- _LISTED RECORDS_
--------

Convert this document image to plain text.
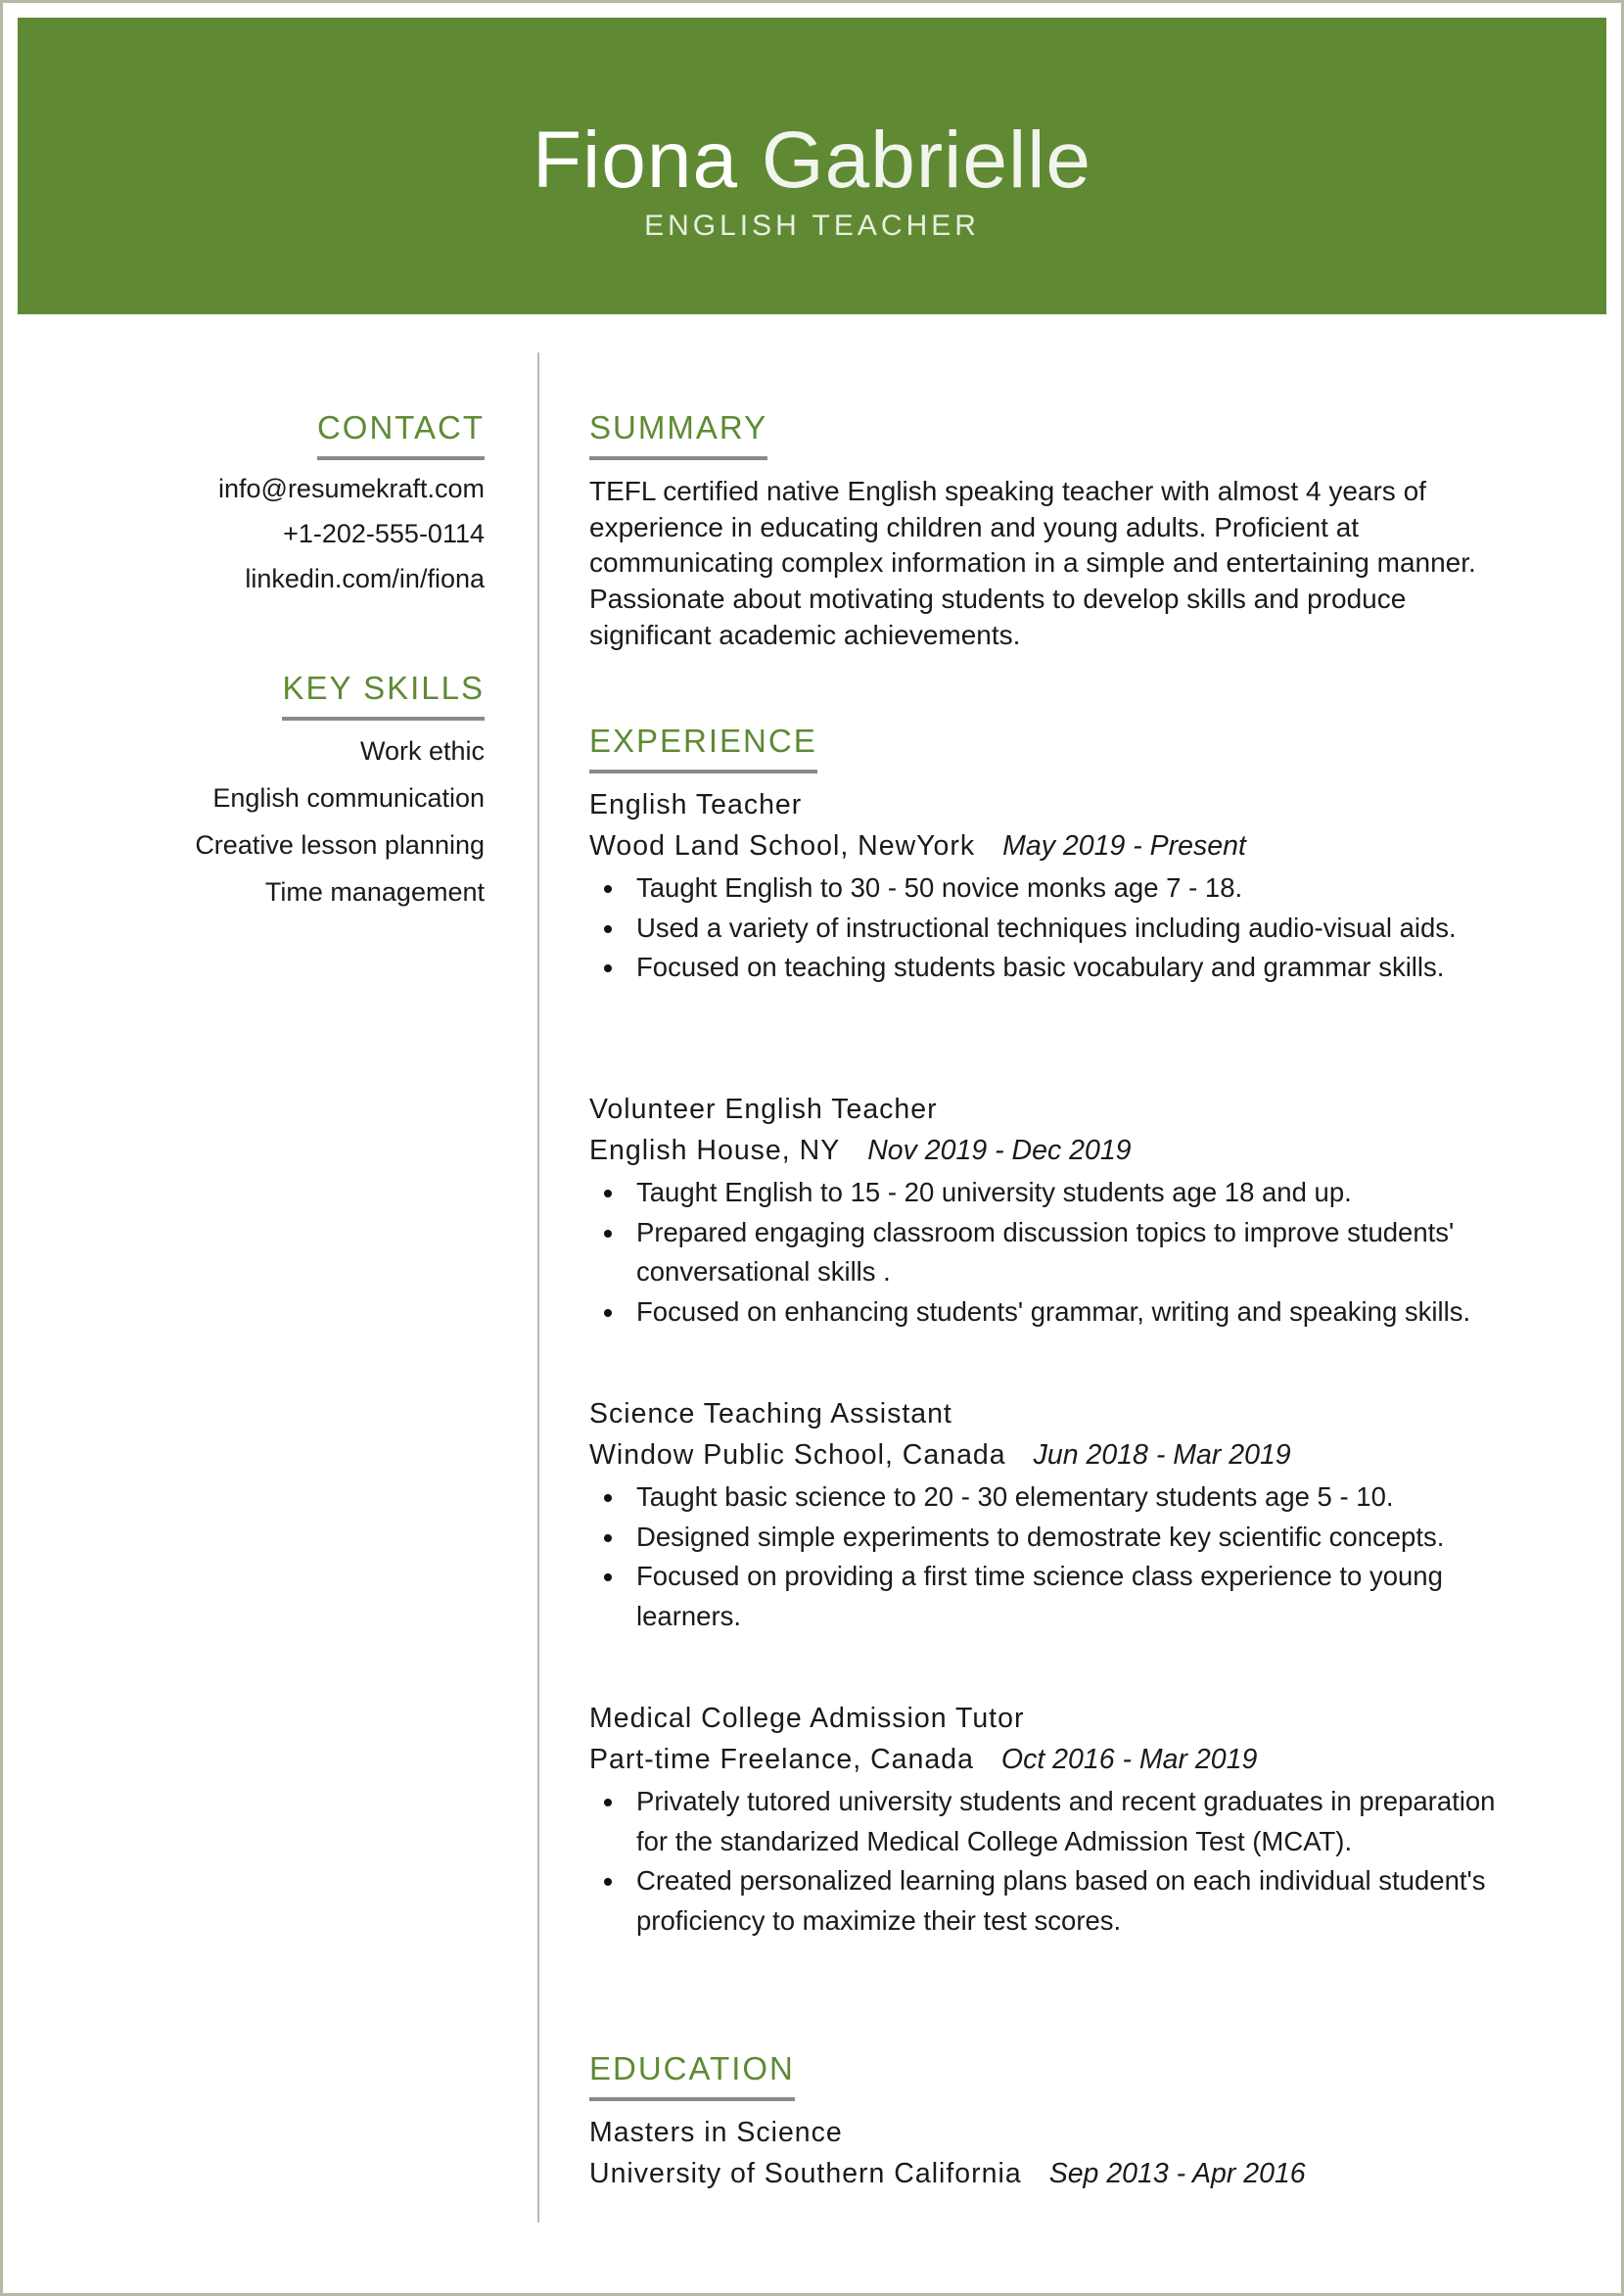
Fiona Gabrielle
ENGLISH TEACHER
CONTACT
info@resumekraft.com
+1-202-555-0114
linkedin.com/in/fiona
KEY SKILLS
Work ethic
English communication
Creative lesson planning
Time management
SUMMARY

TEFL certified native English speaking teacher with almost 4 years of experience in educating children and young adults. Proficient at communicating complex information in a simple and entertaining manner. Passionate about motivating students to develop skills and produce significant academic achievements.

EXPERIENCE
English Teacher
Wood Land School, NewYork May 2019 - Present
Taught English to 30 - 50 novice monks age 7 - 18.
Used a variety of instructional techniques including audio-visual aids.
Focused on teaching students basic vocabulary and grammar skills.
Volunteer English Teacher
English House, NY Nov 2019 - Dec 2019
Taught English to 15 - 20 university students age 18 and up.
Prepared engaging classroom discussion topics to improve students' conversational skills .
Focused on enhancing students' grammar, writing and speaking skills.
Science Teaching Assistant
Window Public School, Canada Jun 2018 - Mar 2019
Taught basic science to 20 - 30 elementary students age 5 - 10.
Designed simple experiments to demostrate key scientific concepts.
Focused on providing a first time science class experience to young learners.
Medical College Admission Tutor
Part-time Freelance, Canada Oct 2016 - Mar 2019
Privately tutored university students and recent graduates in preparation for the standarized Medical College Admission Test (MCAT).
Created personalized learning plans based on each individual student's proficiency to maximize their test scores.
EDUCATION
Masters in Science
University of Southern California Sep 2013 - Apr 2016
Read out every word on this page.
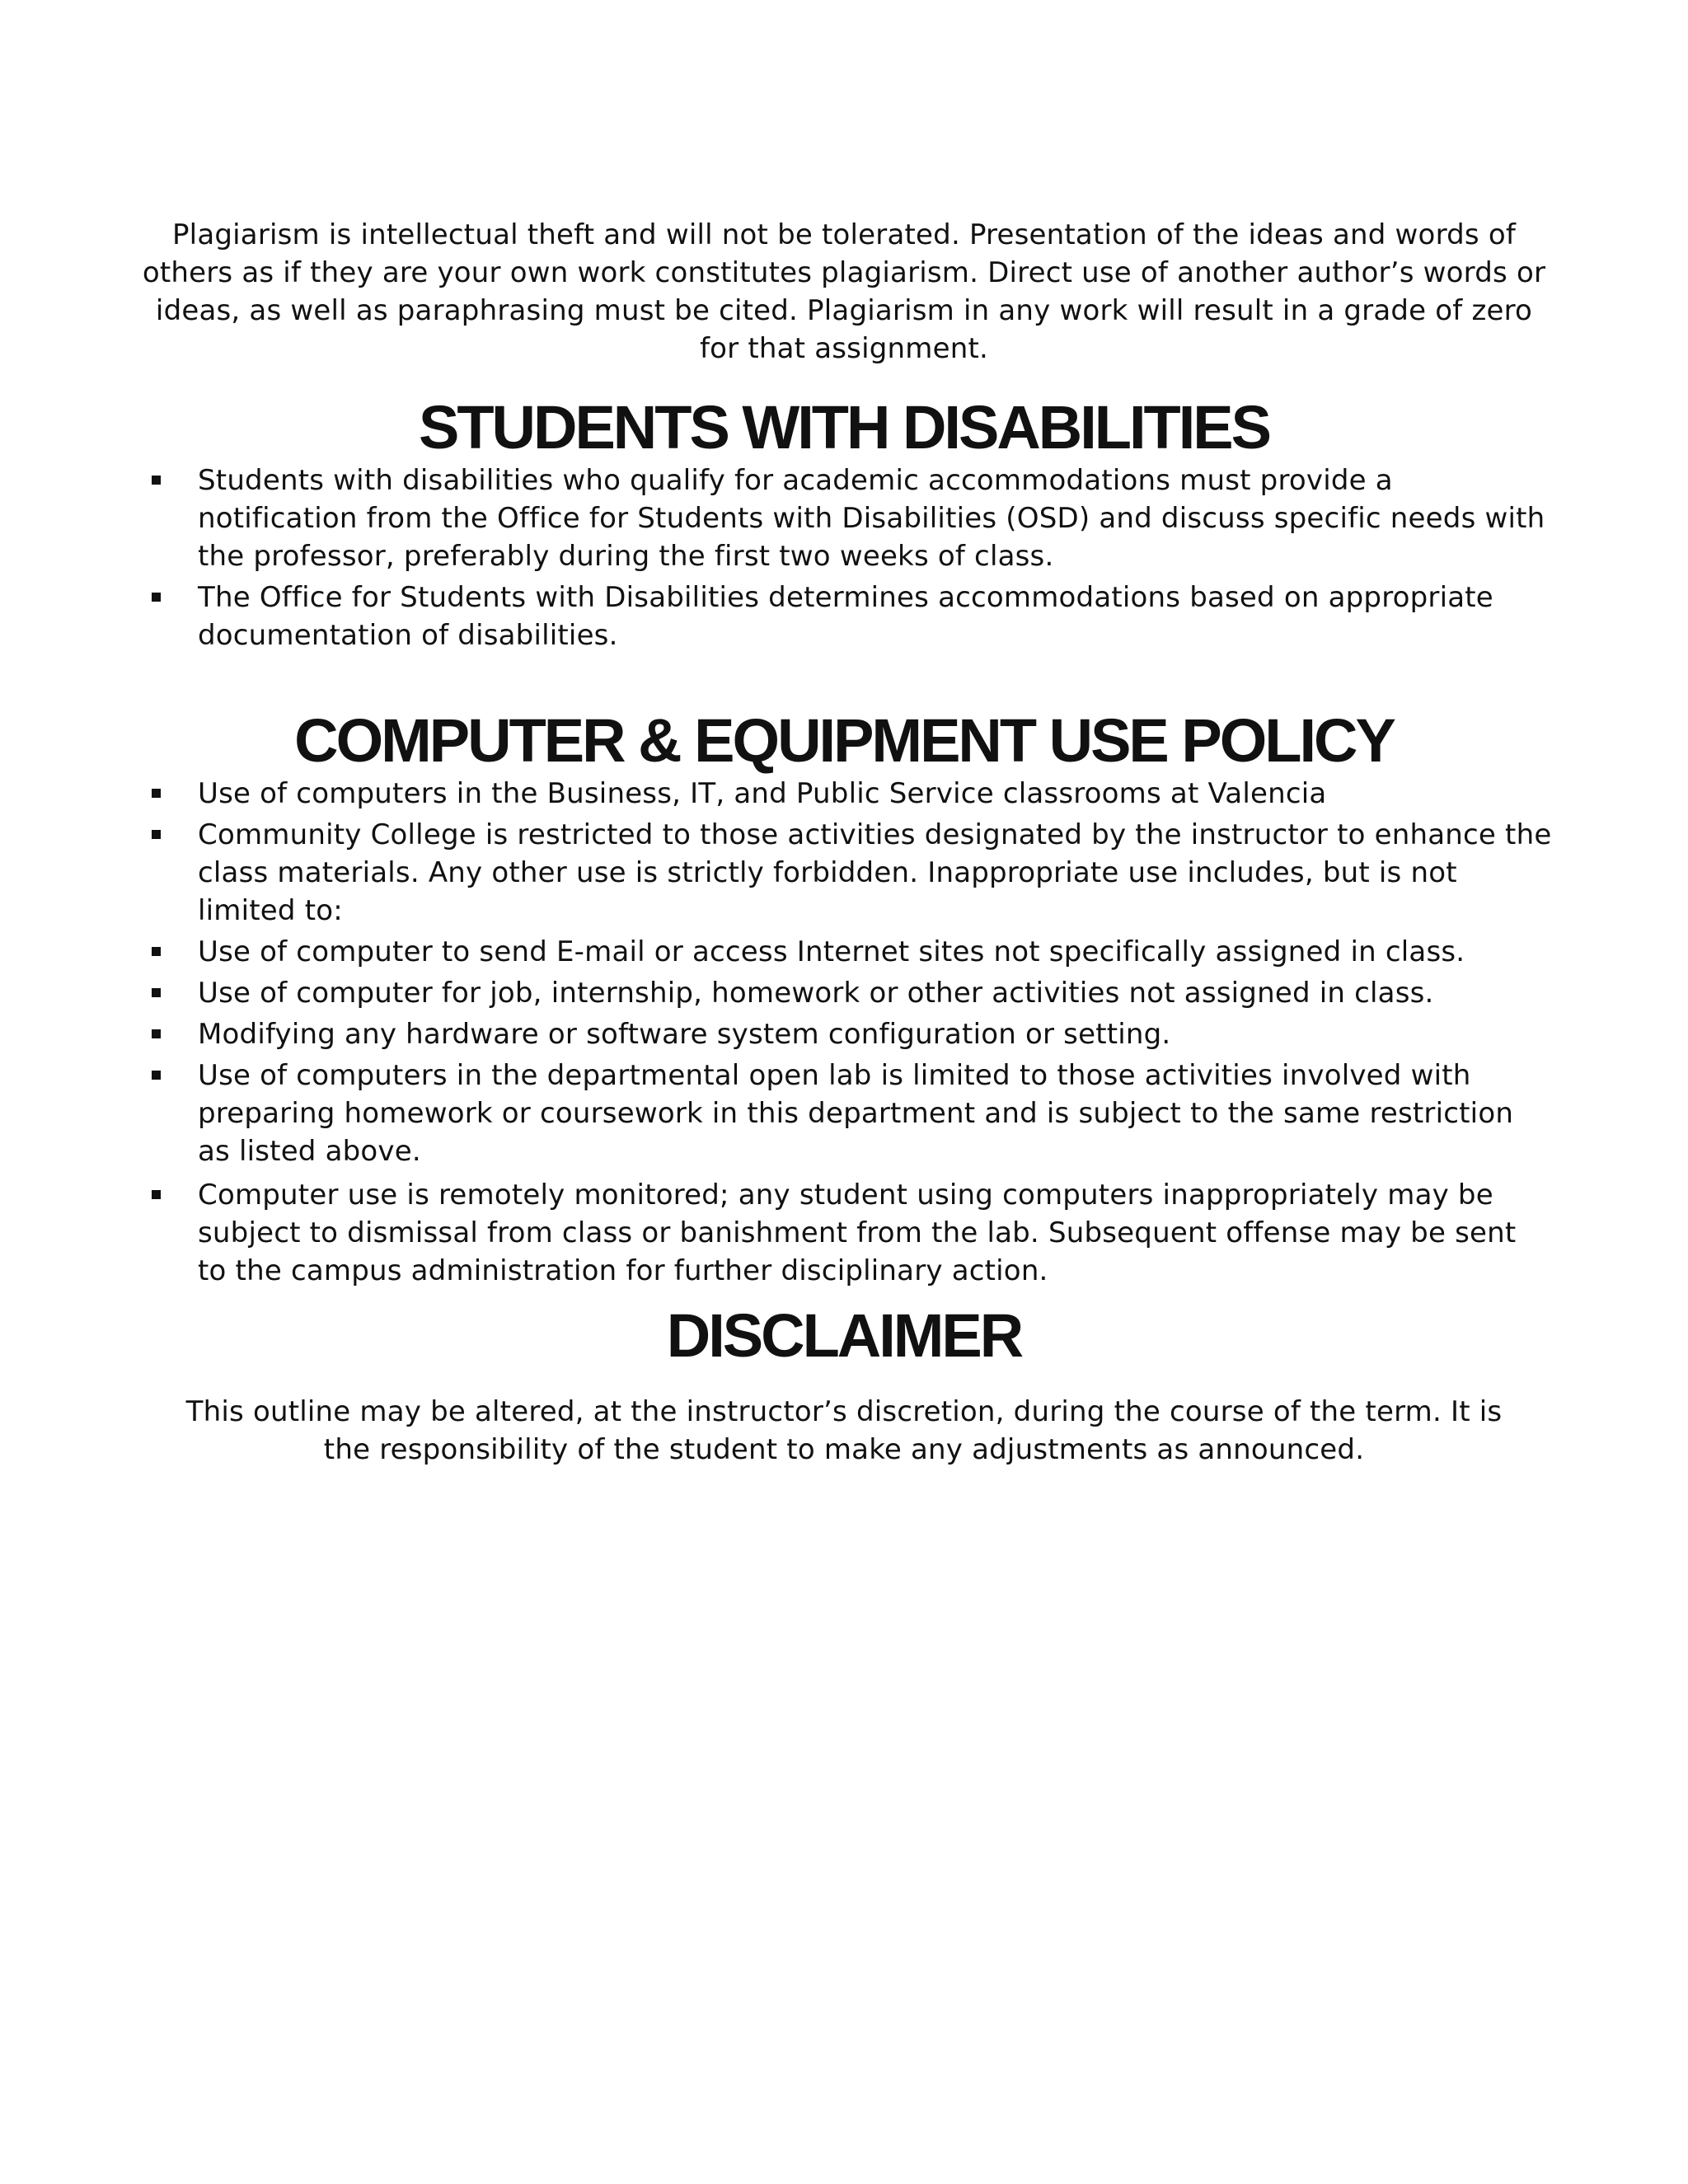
Plagiarism is intellectual theft and will not be tolerated. Presentation of the ideas and words of others as if they are your own work constitutes plagiarism. Direct use of another author’s words or ideas, as well as paraphrasing must be cited. Plagiarism in any work will result in a grade of zero for that assignment.

STUDENTS WITH DISABILITIES
Students with disabilities who qualify for academic accommodations must provide a notification from the Office for Students with Disabilities (OSD) and discuss specific needs with the professor, preferably during the first two weeks of class.
The Office for Students with Disabilities determines accommodations based on appropriate documentation of disabilities.
COMPUTER & EQUIPMENT USE POLICY
Use of computers in the Business, IT, and Public Service classrooms at Valencia
Community College is restricted to those activities designated by the instructor to enhance the class materials. Any other use is strictly forbidden. Inappropriate use includes, but is not limited to:
Use of computer to send E-mail or access Internet sites not specifically assigned in class.
Use of computer for job, internship, homework or other activities not assigned in class.
Modifying any hardware or software system configuration or setting.
Use of computers in the departmental open lab is limited to those activities involved with preparing homework or coursework in this department and is subject to the same restriction as listed above.
Computer use is remotely monitored; any student using computers inappropriately may be subject to dismissal from class or banishment from the lab. Subsequent offense may be sent to the campus administration for further disciplinary action.
DISCLAIMER

This outline may be altered, at the instructor’s discretion, during the course of the term. It is the responsibility of the student to make any adjustments as announced.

--------

- _WHAT YOU SHOULD DO_
Show each line holding the word "instructor".

- _OUTPUT_
Community College is restricted to those activities designated by the instructor to enhance the class materials. Any other use is strictly forbidden. Inappropriate use includes, but is not limited to:
This outline may be altered, at the instructor’s discretion, during the course of the term. It is the responsibility of the student to make any adjustments as announced.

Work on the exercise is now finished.